Write out the listing below again, precisely as it is given.

> _Records shown_:
========================================

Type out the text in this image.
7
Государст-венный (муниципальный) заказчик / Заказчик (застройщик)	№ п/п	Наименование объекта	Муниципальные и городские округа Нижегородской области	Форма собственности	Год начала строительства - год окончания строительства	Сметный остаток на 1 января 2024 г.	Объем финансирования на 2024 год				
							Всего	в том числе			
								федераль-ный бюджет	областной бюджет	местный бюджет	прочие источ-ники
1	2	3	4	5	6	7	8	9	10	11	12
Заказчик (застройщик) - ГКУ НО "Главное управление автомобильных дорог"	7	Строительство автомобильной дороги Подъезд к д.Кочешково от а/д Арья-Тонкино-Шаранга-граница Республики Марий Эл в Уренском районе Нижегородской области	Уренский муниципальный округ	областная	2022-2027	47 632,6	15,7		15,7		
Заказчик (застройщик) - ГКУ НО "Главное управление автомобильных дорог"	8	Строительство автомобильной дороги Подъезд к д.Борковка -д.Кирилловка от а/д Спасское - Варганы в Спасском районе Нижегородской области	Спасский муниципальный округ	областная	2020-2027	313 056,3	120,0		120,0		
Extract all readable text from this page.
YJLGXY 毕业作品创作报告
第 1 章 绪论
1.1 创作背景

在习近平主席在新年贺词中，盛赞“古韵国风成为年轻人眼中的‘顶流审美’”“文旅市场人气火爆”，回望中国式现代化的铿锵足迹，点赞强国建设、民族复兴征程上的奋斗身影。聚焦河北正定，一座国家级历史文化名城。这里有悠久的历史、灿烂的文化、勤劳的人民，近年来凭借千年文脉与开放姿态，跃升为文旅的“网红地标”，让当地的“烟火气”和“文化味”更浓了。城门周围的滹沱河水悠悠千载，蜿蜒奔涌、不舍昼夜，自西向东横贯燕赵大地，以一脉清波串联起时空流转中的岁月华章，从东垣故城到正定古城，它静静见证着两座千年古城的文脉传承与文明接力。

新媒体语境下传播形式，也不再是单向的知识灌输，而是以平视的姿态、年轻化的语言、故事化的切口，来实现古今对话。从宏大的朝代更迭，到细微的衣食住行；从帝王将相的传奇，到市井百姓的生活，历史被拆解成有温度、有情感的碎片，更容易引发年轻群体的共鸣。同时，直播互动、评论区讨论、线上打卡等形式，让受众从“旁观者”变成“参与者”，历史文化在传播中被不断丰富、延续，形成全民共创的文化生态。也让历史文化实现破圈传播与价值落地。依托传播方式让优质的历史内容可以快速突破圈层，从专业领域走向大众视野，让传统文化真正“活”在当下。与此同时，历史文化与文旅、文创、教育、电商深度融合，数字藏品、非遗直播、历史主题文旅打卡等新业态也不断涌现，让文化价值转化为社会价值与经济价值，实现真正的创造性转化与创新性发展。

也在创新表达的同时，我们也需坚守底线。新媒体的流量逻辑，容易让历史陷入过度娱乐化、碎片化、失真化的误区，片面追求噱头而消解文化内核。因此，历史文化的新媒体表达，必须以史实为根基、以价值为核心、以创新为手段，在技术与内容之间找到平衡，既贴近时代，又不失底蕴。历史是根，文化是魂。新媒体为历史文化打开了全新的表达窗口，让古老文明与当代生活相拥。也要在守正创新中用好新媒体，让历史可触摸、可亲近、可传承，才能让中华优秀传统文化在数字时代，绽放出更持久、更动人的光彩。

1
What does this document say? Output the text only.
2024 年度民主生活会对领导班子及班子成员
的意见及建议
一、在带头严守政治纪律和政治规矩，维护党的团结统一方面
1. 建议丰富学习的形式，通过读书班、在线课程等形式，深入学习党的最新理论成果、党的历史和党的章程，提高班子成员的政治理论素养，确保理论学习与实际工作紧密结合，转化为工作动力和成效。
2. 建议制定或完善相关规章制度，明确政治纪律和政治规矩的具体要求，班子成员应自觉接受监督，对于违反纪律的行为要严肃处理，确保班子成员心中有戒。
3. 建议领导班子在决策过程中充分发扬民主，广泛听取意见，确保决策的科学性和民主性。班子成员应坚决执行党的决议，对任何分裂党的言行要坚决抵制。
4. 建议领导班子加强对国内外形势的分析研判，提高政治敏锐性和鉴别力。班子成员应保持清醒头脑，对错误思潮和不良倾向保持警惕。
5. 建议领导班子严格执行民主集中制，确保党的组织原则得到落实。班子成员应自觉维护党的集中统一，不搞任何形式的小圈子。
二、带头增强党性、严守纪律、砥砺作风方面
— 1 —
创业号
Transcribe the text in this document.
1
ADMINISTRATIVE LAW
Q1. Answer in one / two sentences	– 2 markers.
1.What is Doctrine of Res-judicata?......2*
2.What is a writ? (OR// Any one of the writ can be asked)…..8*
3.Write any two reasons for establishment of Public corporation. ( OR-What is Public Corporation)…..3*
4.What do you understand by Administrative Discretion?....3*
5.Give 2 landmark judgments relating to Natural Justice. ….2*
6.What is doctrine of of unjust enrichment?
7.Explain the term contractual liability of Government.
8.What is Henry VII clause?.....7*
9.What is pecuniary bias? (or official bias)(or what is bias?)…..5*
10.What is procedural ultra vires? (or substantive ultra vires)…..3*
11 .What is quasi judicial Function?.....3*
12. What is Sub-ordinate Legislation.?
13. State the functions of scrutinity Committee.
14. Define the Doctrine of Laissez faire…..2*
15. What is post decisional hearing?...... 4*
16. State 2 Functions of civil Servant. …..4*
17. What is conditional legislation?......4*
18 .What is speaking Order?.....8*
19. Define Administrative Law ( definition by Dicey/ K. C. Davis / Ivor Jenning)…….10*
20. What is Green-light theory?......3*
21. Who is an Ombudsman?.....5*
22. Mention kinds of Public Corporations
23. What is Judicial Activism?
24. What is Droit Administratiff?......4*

========================================

> _Answer to this task_:
Type out the text in this image.
7
Государст-венный (муниципальный) заказчик / Заказчик (застройщик)	№ п/п	Наименование объекта	Муниципальные и городские округа Нижегородской области	Форма собственности	Год начала строительства - год окончания строительства	Сметный остаток на 1 января 2024 г.	Объем финансирования на 2024 год				
							Всего	в том числе			
								федераль-ный бюджет	областной бюджет	местный бюджет	прочие источ-ники
1	2	3	4	5	6	7	8	9	10	11	12
Заказчик (застройщик) - ГКУ НО "Главное управление автомобильных дорог"	7	Строительство автомобильной дороги Подъезд к д.Кочешково от а/д Арья-Тонкино-Шаранга-граница Республики Марий Эл в Уренском районе Нижегородской области	Уренский муниципальный округ	областная	2022-2027	47 632,6	15,7		15,7		
Заказчик (застройщик) - ГКУ НО "Главное управление автомобильных дорог"	8	Строительство автомобильной дороги Подъезд к д.Борковка -д.Кирилловка от а/д Спасское - Варганы в Спасском районе Нижегородской области	Спасский муниципальный округ	областная	2020-2027	313 056,3	120,0		120,0		
Extract all readable text from this page.
YJLGXY 毕业作品创作报告
第 1 章 绪论
1.1 创作背景

在习近平主席在新年贺词中，盛赞“古韵国风成为年轻人眼中的‘顶流审美’”“文旅市场人气火爆”，回望中国式现代化的铿锵足迹，点赞强国建设、民族复兴征程上的奋斗身影。聚焦河北正定，一座国家级历史文化名城。这里有悠久的历史、灿烂的文化、勤劳的人民，近年来凭借千年文脉与开放姿态，跃升为文旅的“网红地标”，让当地的“烟火气”和“文化味”更浓了。城门周围的滹沱河水悠悠千载，蜿蜒奔涌、不舍昼夜，自西向东横贯燕赵大地，以一脉清波串联起时空流转中的岁月华章，从东垣故城到正定古城，它静静见证着两座千年古城的文脉传承与文明接力。

新媒体语境下传播形式，也不再是单向的知识灌输，而是以平视的姿态、年轻化的语言、故事化的切口，来实现古今对话。从宏大的朝代更迭，到细微的衣食住行；从帝王将相的传奇，到市井百姓的生活，历史被拆解成有温度、有情感的碎片，更容易引发年轻群体的共鸣。同时，直播互动、评论区讨论、线上打卡等形式，让受众从“旁观者”变成“参与者”，历史文化在传播中被不断丰富、延续，形成全民共创的文化生态。也让历史文化实现破圈传播与价值落地。依托传播方式让优质的历史内容可以快速突破圈层，从专业领域走向大众视野，让传统文化真正“活”在当下。与此同时，历史文化与文旅、文创、教育、电商深度融合，数字藏品、非遗直播、历史主题文旅打卡等新业态也不断涌现，让文化价值转化为社会价值与经济价值，实现真正的创造性转化与创新性发展。

也在创新表达的同时，我们也需坚守底线。新媒体的流量逻辑，容易让历史陷入过度娱乐化、碎片化、失真化的误区，片面追求噱头而消解文化内核。因此，历史文化的新媒体表达，必须以史实为根基、以价值为核心、以创新为手段，在技术与内容之间找到平衡，既贴近时代，又不失底蕴。历史是根，文化是魂。新媒体为历史文化打开了全新的表达窗口，让古老文明与当代生活相拥。也要在守正创新中用好新媒体，让历史可触摸、可亲近、可传承，才能让中华优秀传统文化在数字时代，绽放出更持久、更动人的光彩。

1
What does this document say? Output the text only.
2024 年度民主生活会对领导班子及班子成员
的意见及建议
一、在带头严守政治纪律和政治规矩，维护党的团结统一方面
1. 建议丰富学习的形式，通过读书班、在线课程等形式，深入学习党的最新理论成果、党的历史和党的章程，提高班子成员的政治理论素养，确保理论学习与实际工作紧密结合，转化为工作动力和成效。
2. 建议制定或完善相关规章制度，明确政治纪律和政治规矩的具体要求，班子成员应自觉接受监督，对于违反纪律的行为要严肃处理，确保班子成员心中有戒。
3. 建议领导班子在决策过程中充分发扬民主，广泛听取意见，确保决策的科学性和民主性。班子成员应坚决执行党的决议，对任何分裂党的言行要坚决抵制。
4. 建议领导班子加强对国内外形势的分析研判，提高政治敏锐性和鉴别力。班子成员应保持清醒头脑，对错误思潮和不良倾向保持警惕。
5. 建议领导班子严格执行民主集中制，确保党的组织原则得到落实。班子成员应自觉维护党的集中统一，不搞任何形式的小圈子。
二、带头增强党性、严守纪律、砥砺作风方面
— 1 —
创业号
Transcribe the text in this document.
1
ADMINISTRATIVE LAW
Q1. Answer in one / two sentences	– 2 markers.
1.What is Doctrine of Res-judicata?......2*
2.What is a writ? (OR// Any one of the writ can be asked)…..8*
3.Write any two reasons for establishment of Public corporation. ( OR-What is Public Corporation)…..3*
4.What do you understand by Administrative Discretion?....3*
5.Give 2 landmark judgments relating to Natural Justice. ….2*
6.What is doctrine of of unjust enrichment?
7.Explain the term contractual liability of Government.
8.What is Henry VII clause?.....7*
9.What is pecuniary bias? (or official bias)(or what is bias?)…..5*
10.What is procedural ultra vires? (or substantive ultra vires)…..3*
11 .What is quasi judicial Function?.....3*
12. What is Sub-ordinate Legislation.?
13. State the functions of scrutinity Committee.
14. Define the Doctrine of Laissez faire…..2*
15. What is post decisional hearing?...... 4*
16. State 2 Functions of civil Servant. …..4*
17. What is conditional legislation?......4*
18 .What is speaking Order?.....8*
19. Define Administrative Law ( definition by Dicey/ K. C. Davis / Ivor Jenning)…….10*
20. What is Green-light theory?......3*
21. Who is an Ombudsman?.....5*
22. Mention kinds of Public Corporations
23. What is Judicial Activism?
24. What is Droit Administratiff?......4*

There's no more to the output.